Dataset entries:
+===+
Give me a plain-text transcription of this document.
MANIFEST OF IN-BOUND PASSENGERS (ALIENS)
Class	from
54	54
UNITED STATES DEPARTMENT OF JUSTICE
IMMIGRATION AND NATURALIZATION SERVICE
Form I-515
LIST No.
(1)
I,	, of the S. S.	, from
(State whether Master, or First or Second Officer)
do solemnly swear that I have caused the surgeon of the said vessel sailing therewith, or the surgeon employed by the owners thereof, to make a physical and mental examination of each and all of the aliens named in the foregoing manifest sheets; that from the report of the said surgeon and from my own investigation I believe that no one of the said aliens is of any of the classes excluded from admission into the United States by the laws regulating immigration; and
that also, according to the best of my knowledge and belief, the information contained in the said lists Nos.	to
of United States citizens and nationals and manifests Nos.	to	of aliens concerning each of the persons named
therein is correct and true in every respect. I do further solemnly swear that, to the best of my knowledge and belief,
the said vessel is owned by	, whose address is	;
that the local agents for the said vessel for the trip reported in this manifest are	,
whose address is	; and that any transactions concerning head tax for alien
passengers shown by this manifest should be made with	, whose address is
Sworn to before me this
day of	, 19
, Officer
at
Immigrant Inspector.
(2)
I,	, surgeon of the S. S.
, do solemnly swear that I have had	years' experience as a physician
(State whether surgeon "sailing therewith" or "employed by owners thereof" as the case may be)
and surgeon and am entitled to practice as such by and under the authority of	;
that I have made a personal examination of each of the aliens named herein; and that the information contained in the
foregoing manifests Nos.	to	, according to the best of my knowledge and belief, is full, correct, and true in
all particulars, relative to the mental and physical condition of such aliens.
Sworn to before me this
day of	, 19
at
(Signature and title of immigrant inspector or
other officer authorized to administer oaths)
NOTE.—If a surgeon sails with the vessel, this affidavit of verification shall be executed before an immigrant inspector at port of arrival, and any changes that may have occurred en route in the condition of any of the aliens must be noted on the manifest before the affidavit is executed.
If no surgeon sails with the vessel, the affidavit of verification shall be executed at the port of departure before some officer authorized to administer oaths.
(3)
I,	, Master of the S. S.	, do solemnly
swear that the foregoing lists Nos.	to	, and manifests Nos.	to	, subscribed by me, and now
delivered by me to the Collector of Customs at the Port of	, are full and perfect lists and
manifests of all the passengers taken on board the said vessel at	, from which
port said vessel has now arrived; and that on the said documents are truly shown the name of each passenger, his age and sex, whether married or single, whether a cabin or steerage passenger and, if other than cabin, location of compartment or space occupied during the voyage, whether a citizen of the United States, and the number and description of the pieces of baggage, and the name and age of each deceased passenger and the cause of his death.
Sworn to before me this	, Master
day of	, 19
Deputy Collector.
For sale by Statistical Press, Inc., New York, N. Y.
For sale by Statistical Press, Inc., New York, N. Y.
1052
+===+
Problem details
In this exercise, repeat all entries exactly.

Completed exercise
Give me a plain-text transcription of this document.
MANIFEST OF IN-BOUND PASSENGERS (ALIENS)
Class	from
54	54
UNITED STATES DEPARTMENT OF JUSTICE
IMMIGRATION AND NATURALIZATION SERVICE
Form I-515
LIST No.
(1)
I,	, of the S. S.	, from
(State whether Master, or First or Second Officer)
do solemnly swear that I have caused the surgeon of the said vessel sailing therewith, or the surgeon employed by the owners thereof, to make a physical and mental examination of each and all of the aliens named in the foregoing manifest sheets; that from the report of the said surgeon and from my own investigation I believe that no one of the said aliens is of any of the classes excluded from admission into the United States by the laws regulating immigration; and
that also, according to the best of my knowledge and belief, the information contained in the said lists Nos.	to
of United States citizens and nationals and manifests Nos.	to	of aliens concerning each of the persons named
therein is correct and true in every respect. I do further solemnly swear that, to the best of my knowledge and belief,
the said vessel is owned by	, whose address is	;
that the local agents for the said vessel for the trip reported in this manifest are	,
whose address is	; and that any transactions concerning head tax for alien
passengers shown by this manifest should be made with	, whose address is
Sworn to before me this
day of	, 19
, Officer
at
Immigrant Inspector.
(2)
I,	, surgeon of the S. S.
, do solemnly swear that I have had	years' experience as a physician
(State whether surgeon "sailing therewith" or "employed by owners thereof" as the case may be)
and surgeon and am entitled to practice as such by and under the authority of	;
that I have made a personal examination of each of the aliens named herein; and that the information contained in the
foregoing manifests Nos.	to	, according to the best of my knowledge and belief, is full, correct, and true in
all particulars, relative to the mental and physical condition of such aliens.
Sworn to before me this
day of	, 19
at
(Signature and title of immigrant inspector or
other officer authorized to administer oaths)
NOTE.—If a surgeon sails with the vessel, this affidavit of verification shall be executed before an immigrant inspector at port of arrival, and any changes that may have occurred en route in the condition of any of the aliens must be noted on the manifest before the affidavit is executed.
If no surgeon sails with the vessel, the affidavit of verification shall be executed at the port of departure before some officer authorized to administer oaths.
(3)
I,	, Master of the S. S.	, do solemnly
swear that the foregoing lists Nos.	to	, and manifests Nos.	to	, subscribed by me, and now
delivered by me to the Collector of Customs at the Port of	, are full and perfect lists and
manifests of all the passengers taken on board the said vessel at	, from which
port said vessel has now arrived; and that on the said documents are truly shown the name of each passenger, his age and sex, whether married or single, whether a cabin or steerage passenger and, if other than cabin, location of compartment or space occupied during the voyage, whether a citizen of the United States, and the number and description of the pieces of baggage, and the name and age of each deceased passenger and the cause of his death.
Sworn to before me this	, Master
day of	, 19
Deputy Collector.
For sale by Statistical Press, Inc., New York, N. Y.
For sale by Statistical Press, Inc., New York, N. Y.
1052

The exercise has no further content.